DO THIS:
Report how many lines in the listing below include the word "package". Write nothing besides the number.

**** AVAILABLE RECORDS ****

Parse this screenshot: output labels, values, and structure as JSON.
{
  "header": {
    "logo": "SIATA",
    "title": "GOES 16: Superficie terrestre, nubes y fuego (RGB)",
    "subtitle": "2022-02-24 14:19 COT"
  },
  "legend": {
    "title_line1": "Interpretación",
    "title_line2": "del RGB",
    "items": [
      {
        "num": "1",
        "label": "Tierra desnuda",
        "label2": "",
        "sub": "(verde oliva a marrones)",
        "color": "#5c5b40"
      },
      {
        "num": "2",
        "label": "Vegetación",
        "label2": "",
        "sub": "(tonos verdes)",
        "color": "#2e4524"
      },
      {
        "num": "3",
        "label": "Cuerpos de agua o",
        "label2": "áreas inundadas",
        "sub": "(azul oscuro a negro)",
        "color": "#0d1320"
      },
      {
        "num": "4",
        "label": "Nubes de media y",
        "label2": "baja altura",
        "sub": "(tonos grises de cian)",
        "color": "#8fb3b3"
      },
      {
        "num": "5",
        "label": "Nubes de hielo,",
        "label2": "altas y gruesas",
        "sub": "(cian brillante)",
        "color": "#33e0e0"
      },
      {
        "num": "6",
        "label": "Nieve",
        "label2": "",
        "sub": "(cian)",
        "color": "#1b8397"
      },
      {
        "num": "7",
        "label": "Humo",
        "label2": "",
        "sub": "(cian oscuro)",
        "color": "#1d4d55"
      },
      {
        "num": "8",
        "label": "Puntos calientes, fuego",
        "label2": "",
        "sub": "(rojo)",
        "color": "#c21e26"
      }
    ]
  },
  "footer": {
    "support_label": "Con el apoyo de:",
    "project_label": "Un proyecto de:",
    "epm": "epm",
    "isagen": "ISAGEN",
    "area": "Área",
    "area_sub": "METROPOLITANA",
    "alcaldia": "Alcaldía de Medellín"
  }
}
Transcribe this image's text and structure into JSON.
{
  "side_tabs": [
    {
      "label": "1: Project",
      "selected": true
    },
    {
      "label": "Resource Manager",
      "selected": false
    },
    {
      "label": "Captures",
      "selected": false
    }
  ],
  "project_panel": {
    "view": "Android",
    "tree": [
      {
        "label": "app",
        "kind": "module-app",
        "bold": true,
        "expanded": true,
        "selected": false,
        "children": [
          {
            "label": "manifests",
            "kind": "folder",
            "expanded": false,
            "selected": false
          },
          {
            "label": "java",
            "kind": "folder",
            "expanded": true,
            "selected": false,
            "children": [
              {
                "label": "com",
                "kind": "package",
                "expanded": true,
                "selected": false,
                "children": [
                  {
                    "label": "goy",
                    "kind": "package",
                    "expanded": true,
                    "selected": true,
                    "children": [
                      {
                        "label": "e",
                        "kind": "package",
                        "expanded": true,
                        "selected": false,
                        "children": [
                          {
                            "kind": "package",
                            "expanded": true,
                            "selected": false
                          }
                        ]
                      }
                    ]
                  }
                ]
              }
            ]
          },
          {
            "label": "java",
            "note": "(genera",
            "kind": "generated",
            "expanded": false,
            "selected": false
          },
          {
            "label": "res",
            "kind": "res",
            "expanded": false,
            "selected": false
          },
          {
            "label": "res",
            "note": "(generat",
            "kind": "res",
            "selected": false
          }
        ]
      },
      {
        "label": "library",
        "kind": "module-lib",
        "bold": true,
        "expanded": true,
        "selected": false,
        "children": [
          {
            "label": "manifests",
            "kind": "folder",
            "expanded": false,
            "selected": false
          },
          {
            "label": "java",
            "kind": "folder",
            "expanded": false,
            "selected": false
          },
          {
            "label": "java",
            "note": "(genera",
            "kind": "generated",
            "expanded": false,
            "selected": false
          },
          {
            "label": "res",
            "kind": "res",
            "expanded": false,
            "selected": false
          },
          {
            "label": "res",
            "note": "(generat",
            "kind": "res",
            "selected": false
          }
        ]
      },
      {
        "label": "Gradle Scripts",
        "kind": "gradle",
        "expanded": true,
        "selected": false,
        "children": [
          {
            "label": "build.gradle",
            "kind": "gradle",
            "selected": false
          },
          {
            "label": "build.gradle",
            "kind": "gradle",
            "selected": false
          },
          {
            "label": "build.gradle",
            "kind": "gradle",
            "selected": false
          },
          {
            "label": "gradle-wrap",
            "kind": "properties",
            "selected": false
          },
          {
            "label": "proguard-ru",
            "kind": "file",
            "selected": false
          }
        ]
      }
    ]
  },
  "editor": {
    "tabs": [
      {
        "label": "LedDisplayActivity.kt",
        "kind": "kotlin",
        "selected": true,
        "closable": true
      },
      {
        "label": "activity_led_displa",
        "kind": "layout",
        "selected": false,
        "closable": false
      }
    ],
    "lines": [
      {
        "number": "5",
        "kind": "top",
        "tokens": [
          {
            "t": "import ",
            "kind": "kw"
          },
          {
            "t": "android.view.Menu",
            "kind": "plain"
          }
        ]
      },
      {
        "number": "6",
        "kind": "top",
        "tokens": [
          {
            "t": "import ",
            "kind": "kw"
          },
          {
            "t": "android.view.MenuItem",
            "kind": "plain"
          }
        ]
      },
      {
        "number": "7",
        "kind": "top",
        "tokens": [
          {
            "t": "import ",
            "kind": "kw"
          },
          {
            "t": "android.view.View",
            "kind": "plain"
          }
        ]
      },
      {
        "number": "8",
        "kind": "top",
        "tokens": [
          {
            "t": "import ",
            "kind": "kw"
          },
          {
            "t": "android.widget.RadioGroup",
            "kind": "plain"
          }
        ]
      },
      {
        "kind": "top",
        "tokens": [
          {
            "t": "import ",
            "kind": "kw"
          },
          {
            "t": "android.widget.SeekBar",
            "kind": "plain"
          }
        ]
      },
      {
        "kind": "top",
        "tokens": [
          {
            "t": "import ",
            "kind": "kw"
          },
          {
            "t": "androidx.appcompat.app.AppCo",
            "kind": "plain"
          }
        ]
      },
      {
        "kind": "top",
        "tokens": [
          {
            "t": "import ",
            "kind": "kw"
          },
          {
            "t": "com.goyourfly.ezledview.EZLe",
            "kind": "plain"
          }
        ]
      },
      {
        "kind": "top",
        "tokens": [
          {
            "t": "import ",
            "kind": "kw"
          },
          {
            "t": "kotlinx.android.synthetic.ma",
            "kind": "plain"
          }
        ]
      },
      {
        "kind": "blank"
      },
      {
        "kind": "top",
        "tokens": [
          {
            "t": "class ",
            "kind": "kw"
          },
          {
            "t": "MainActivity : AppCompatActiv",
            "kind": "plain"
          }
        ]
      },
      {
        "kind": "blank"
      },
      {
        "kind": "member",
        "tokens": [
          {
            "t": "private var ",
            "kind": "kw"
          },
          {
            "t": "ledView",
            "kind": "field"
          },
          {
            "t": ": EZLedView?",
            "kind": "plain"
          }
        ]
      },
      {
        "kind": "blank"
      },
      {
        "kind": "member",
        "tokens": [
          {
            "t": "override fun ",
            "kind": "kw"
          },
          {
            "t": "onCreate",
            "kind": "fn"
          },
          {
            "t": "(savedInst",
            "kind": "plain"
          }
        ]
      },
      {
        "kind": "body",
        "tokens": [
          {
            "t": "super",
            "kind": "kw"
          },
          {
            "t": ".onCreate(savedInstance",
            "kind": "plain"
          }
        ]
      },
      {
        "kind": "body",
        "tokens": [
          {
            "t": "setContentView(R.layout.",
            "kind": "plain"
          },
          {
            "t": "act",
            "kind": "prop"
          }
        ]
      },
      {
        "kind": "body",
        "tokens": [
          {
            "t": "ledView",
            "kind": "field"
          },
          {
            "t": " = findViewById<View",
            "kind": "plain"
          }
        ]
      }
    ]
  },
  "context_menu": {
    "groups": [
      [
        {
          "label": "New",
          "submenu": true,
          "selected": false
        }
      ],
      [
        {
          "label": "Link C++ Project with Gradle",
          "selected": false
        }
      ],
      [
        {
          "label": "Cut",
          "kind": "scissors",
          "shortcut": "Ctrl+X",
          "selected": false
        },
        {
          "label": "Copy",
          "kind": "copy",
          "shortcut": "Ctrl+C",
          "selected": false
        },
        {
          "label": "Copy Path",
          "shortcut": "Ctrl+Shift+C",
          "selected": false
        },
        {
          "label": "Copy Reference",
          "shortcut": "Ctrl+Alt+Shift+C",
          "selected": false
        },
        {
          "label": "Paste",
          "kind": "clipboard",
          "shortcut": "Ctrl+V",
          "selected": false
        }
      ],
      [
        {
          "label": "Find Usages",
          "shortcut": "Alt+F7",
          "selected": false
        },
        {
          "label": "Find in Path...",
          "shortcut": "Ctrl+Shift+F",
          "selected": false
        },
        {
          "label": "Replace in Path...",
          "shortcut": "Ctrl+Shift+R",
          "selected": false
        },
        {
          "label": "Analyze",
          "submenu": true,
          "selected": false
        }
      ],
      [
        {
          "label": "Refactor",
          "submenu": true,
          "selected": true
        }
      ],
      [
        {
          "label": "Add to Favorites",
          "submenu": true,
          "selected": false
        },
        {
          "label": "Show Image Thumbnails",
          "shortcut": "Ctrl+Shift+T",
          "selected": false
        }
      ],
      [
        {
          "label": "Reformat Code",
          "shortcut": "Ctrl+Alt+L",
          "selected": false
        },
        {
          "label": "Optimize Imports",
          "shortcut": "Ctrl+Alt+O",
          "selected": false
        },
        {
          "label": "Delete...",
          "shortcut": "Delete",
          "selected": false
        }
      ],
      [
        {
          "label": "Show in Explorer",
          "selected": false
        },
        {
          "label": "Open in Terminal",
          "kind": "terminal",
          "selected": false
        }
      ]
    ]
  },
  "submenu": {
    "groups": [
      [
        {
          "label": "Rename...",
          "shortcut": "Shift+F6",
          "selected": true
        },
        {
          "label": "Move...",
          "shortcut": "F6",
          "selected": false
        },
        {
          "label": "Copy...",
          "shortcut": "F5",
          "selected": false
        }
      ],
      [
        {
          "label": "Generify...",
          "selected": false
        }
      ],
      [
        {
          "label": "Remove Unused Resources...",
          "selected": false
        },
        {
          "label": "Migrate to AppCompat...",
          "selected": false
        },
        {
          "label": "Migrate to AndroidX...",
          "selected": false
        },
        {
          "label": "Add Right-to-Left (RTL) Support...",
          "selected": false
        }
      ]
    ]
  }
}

****

ANSWER TO THE TASK:
4